## Prompt
Leave out the pictures, and return only the lines running from the one that contains "Give me the" to the one that contains "Output a JSON", both included, exactly as they appear.

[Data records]

+ + + +

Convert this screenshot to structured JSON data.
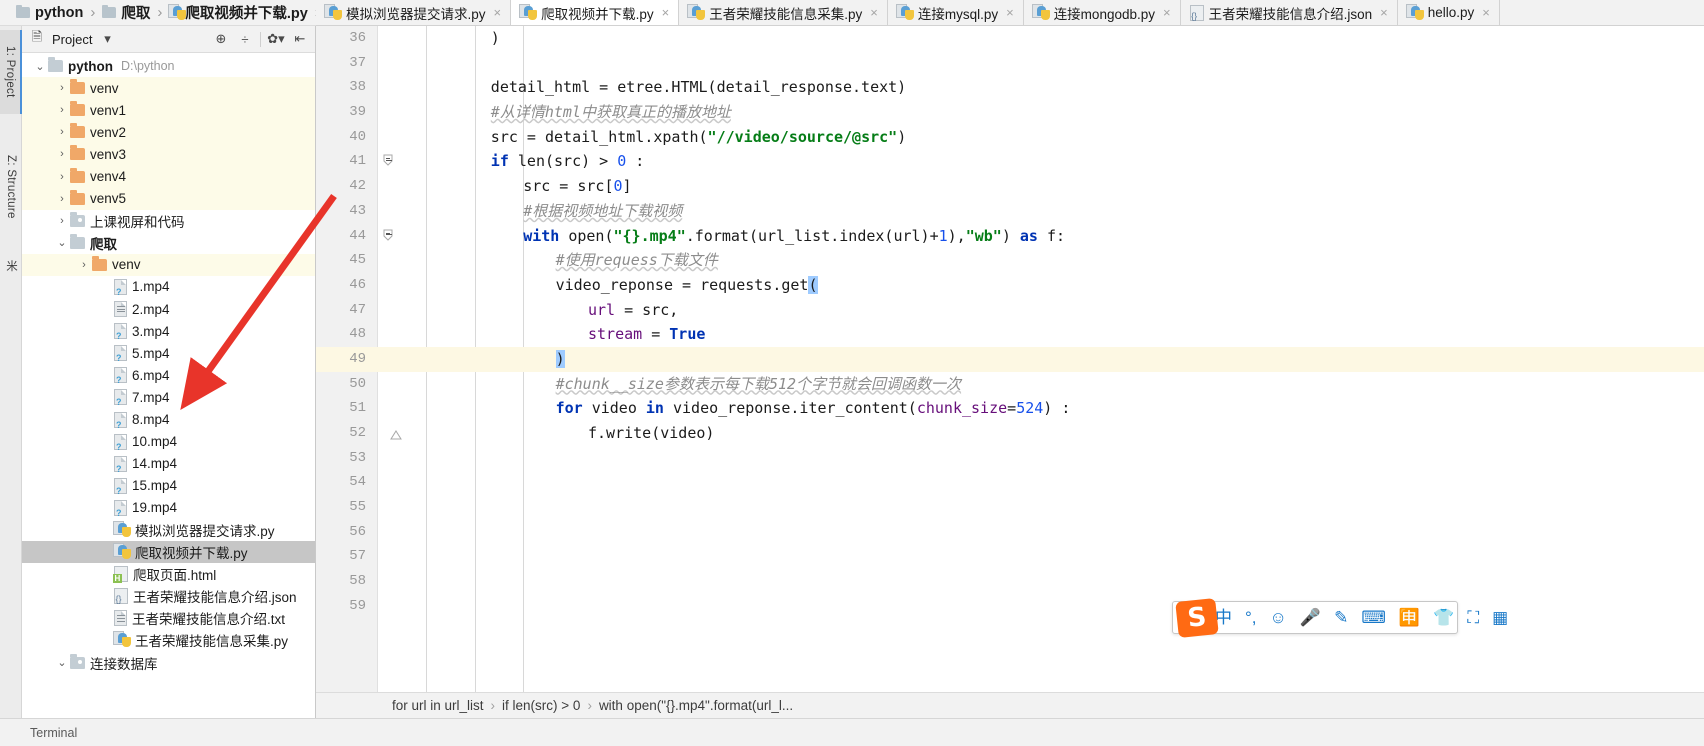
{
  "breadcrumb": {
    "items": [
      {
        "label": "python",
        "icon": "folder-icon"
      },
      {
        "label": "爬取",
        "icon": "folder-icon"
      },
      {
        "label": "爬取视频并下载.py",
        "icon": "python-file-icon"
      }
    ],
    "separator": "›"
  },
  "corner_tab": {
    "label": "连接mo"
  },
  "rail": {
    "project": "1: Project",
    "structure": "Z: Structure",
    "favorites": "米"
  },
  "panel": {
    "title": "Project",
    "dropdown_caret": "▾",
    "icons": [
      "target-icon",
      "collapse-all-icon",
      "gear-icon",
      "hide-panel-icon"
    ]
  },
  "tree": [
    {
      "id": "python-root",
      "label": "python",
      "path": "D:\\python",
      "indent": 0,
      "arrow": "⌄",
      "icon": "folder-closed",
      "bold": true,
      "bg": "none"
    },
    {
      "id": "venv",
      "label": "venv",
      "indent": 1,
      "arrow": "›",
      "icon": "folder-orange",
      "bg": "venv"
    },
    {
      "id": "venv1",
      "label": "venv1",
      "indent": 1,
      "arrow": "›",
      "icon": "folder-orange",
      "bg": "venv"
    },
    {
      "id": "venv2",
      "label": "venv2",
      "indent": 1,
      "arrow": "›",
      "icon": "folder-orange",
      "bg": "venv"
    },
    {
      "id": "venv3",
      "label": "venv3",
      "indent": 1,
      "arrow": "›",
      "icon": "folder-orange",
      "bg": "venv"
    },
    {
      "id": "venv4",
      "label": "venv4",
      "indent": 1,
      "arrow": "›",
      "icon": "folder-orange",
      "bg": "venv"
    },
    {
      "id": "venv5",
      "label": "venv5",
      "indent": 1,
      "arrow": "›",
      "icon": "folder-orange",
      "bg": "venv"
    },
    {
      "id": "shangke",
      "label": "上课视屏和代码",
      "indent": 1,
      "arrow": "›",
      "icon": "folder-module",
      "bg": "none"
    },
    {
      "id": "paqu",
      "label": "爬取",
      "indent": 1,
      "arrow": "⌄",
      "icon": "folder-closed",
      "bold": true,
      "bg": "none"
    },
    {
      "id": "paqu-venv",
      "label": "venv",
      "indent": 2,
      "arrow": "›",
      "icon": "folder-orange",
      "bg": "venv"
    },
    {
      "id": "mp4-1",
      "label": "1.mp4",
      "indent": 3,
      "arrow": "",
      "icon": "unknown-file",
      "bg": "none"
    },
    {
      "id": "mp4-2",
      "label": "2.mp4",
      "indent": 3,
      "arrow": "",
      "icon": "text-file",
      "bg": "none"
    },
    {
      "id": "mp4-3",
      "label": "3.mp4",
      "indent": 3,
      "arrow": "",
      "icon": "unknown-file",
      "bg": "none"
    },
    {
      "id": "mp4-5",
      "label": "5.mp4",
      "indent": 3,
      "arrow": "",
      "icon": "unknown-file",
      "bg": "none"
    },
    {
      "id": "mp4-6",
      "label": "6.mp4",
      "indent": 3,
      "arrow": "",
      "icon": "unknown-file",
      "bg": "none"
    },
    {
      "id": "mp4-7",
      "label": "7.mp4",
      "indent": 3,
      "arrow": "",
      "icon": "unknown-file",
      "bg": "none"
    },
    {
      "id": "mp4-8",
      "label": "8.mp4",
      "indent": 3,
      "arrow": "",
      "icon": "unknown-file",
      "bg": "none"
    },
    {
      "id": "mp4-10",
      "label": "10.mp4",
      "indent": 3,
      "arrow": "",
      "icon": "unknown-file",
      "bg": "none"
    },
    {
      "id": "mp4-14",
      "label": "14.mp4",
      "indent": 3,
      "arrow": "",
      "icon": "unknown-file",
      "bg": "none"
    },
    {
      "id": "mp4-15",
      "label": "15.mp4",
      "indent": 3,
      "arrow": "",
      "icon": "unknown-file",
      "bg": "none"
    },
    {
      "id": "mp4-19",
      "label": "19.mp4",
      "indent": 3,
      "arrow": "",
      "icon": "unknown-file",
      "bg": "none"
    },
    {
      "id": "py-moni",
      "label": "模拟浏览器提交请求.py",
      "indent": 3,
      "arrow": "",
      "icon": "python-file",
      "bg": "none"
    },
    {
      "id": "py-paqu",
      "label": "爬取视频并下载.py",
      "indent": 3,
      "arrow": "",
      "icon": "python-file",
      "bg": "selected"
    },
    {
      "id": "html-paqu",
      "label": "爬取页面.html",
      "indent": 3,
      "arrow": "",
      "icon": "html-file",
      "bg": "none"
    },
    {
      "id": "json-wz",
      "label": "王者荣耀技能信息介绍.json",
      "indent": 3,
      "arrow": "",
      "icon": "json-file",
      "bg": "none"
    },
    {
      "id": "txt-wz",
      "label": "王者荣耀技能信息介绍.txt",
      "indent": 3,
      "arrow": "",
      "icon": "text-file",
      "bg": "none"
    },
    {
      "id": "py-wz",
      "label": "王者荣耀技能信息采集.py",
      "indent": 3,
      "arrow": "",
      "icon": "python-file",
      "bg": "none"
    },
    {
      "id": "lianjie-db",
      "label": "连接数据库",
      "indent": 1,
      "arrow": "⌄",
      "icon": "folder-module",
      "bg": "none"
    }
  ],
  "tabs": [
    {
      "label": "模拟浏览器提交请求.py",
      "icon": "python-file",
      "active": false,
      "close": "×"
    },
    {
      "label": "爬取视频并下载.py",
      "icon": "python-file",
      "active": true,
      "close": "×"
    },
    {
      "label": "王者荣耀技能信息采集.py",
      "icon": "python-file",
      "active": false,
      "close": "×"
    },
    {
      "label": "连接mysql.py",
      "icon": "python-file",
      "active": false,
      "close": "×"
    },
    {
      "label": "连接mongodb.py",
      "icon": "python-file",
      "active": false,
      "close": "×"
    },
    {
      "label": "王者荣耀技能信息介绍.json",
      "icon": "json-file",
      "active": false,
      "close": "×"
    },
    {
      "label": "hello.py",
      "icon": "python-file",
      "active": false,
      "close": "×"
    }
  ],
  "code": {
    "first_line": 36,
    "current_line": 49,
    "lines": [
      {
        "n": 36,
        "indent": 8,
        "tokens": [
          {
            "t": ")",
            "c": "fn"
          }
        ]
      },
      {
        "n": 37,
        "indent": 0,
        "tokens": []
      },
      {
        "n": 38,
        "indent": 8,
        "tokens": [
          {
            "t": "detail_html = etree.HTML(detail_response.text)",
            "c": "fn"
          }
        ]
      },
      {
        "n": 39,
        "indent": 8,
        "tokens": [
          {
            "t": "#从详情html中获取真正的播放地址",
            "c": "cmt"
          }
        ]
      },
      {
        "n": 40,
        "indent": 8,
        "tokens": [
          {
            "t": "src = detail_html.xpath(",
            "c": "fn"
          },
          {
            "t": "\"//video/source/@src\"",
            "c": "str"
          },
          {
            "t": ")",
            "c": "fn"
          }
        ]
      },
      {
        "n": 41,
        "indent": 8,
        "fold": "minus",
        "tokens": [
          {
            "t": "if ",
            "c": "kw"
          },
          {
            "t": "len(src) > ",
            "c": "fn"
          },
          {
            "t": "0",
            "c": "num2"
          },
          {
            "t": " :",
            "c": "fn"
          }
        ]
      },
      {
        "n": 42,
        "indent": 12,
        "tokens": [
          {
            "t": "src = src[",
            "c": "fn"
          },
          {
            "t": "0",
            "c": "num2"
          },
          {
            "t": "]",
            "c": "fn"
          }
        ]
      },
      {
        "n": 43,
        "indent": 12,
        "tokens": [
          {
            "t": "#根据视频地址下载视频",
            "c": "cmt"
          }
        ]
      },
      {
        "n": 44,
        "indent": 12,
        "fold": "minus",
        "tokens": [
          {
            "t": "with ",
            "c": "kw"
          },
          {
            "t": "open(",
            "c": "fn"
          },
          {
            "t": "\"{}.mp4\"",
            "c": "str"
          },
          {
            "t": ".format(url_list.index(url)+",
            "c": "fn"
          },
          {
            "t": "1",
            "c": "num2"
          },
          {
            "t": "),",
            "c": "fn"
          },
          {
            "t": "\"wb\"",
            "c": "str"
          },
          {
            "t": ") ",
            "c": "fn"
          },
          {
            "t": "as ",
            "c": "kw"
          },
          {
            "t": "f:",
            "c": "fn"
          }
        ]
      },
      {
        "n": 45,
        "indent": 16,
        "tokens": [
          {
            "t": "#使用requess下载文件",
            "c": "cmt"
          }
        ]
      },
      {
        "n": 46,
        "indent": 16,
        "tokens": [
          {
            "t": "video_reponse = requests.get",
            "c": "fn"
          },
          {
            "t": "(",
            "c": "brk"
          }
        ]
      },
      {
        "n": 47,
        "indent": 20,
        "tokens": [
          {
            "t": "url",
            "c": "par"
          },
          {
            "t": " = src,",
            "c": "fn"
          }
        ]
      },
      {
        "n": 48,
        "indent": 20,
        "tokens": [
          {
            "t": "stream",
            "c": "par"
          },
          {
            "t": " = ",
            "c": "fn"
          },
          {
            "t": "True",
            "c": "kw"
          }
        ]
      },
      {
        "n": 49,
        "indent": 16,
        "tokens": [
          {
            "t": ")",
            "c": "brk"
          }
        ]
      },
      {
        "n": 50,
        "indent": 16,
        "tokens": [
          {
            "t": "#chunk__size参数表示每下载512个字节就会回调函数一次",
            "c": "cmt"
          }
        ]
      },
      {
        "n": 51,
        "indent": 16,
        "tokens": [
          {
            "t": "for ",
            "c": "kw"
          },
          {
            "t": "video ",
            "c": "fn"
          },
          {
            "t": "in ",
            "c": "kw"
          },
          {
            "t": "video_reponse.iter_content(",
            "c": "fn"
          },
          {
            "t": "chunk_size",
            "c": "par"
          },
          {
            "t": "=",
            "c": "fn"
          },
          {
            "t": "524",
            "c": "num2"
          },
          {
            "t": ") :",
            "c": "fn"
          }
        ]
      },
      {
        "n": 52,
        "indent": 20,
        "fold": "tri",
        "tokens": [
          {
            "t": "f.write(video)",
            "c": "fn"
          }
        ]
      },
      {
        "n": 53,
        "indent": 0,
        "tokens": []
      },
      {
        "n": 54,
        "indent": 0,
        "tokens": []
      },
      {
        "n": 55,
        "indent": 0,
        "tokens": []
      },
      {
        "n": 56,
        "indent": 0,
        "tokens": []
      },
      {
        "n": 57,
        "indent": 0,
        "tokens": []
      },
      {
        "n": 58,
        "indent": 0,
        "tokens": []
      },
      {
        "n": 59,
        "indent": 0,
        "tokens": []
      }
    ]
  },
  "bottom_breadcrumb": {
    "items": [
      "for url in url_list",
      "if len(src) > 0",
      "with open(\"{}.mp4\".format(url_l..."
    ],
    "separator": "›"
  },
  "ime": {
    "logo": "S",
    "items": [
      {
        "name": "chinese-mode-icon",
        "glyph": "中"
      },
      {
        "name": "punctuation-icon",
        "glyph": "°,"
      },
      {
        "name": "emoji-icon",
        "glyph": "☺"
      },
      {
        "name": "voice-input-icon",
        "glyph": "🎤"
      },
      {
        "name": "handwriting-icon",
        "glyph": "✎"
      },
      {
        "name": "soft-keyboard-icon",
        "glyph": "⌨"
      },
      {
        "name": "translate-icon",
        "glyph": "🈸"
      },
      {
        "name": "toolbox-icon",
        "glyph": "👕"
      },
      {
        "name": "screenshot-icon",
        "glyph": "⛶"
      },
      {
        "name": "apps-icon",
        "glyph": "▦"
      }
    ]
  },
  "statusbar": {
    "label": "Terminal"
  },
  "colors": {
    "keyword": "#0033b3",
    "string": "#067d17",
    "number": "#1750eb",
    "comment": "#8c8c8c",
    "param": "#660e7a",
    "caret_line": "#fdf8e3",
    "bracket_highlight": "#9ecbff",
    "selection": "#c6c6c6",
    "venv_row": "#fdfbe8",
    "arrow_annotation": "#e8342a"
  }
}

+ + + +

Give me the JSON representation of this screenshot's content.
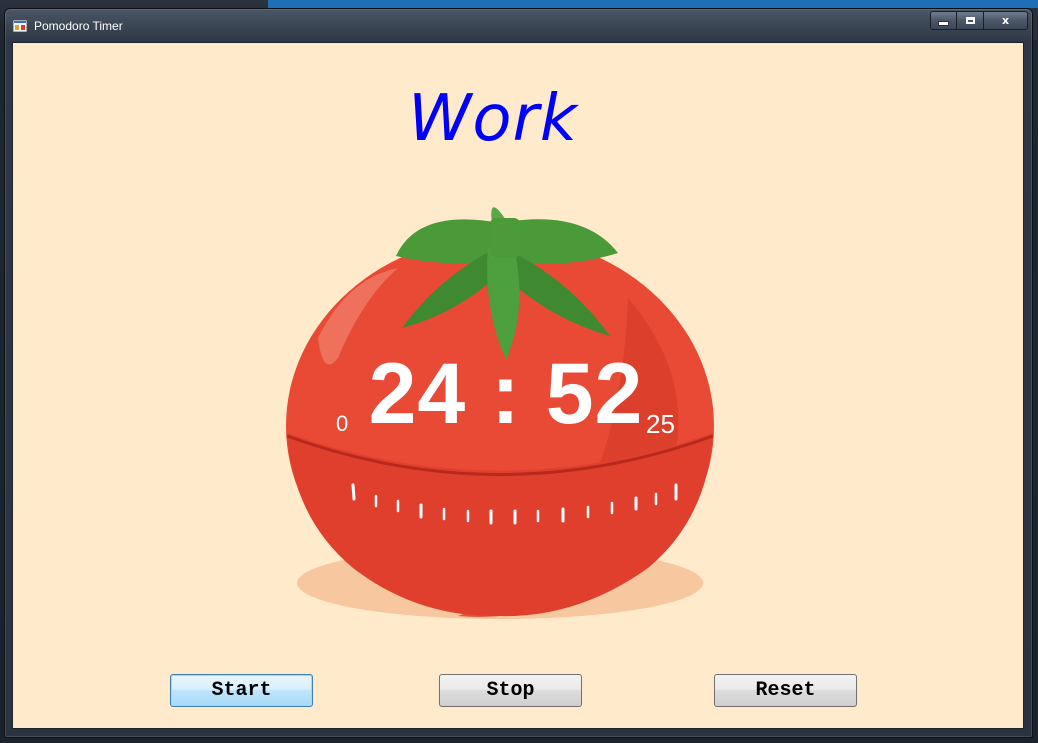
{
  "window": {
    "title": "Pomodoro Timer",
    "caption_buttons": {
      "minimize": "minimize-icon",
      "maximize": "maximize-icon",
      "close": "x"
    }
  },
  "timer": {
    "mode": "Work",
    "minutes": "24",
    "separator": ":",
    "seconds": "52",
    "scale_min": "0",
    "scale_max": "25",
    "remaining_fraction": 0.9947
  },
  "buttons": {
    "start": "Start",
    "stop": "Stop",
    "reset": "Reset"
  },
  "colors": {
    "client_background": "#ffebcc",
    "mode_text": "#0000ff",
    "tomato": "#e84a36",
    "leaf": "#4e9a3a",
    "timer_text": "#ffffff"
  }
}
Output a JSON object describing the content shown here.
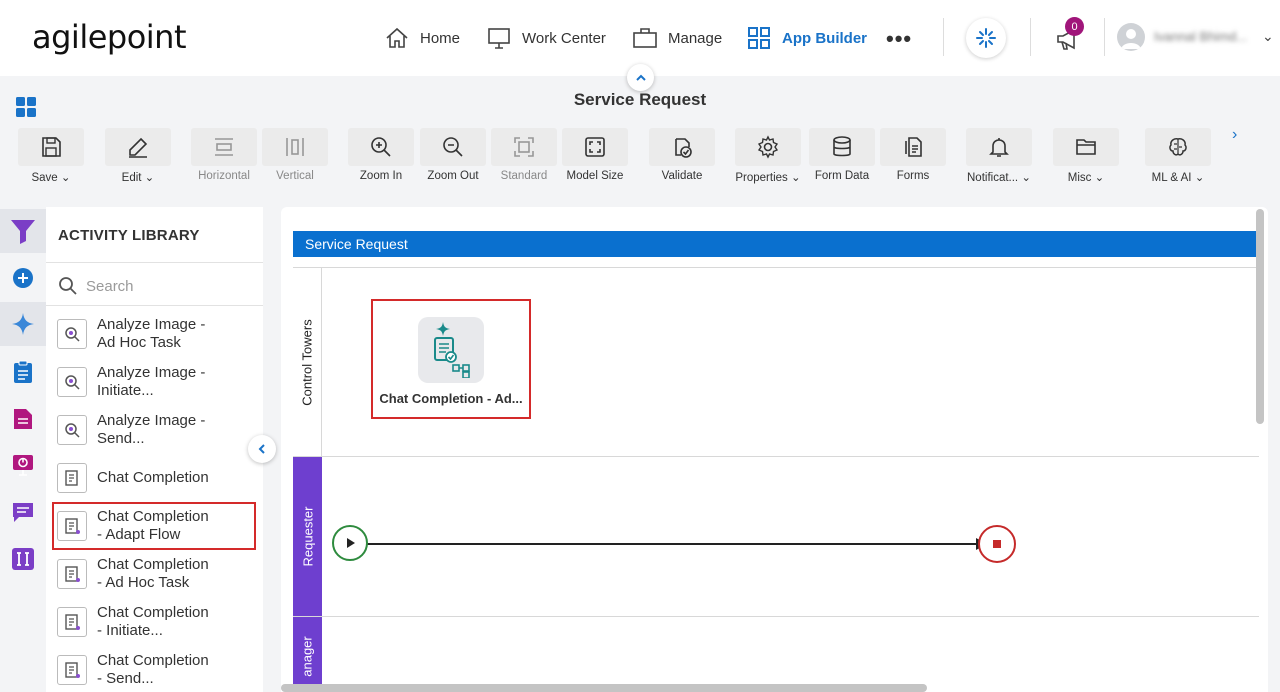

+ + + +

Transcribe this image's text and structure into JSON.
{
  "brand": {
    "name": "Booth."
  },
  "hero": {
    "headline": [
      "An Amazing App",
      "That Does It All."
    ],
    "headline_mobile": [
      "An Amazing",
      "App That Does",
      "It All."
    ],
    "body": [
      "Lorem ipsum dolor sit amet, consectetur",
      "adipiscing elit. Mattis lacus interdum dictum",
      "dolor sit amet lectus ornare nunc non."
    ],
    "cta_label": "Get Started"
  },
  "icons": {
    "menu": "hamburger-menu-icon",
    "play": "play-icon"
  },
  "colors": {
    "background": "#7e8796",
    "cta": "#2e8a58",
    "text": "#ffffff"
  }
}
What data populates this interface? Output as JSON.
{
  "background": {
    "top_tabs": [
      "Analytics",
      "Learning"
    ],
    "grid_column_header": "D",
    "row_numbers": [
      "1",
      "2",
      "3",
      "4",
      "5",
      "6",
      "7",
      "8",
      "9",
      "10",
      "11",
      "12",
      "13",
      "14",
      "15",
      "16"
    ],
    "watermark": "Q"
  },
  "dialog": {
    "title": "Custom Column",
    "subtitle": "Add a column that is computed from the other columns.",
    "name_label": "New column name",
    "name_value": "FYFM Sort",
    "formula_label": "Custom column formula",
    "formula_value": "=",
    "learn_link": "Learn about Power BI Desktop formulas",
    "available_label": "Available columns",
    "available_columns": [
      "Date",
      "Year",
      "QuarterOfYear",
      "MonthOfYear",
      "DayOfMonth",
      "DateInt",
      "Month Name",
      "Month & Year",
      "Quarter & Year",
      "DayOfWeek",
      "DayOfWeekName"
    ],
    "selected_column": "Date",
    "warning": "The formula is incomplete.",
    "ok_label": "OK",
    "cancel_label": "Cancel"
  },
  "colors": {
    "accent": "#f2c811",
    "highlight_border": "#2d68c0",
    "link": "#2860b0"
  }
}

+ + + +

## Full answer
Give me the JSON representation of this screenshot's content.
{
  "window": {
    "title": "Pomodoro Timer",
    "caption_buttons": {
      "minimize": "minimize-icon",
      "maximize": "maximize-icon",
      "close": "x"
    }
  },
  "timer": {
    "mode": "Work",
    "minutes": "24",
    "separator": ":",
    "seconds": "52",
    "scale_min": "0",
    "scale_max": "25",
    "remaining_fraction": 0.9947
  },
  "buttons": {
    "start": "Start",
    "stop": "Stop",
    "reset": "Reset"
  },
  "colors": {
    "client_background": "#ffebcc",
    "mode_text": "#0000ff",
    "tomato": "#e84a36",
    "leaf": "#4e9a3a",
    "timer_text": "#ffffff"
  }
}
Output a JSON object describing the content shown here.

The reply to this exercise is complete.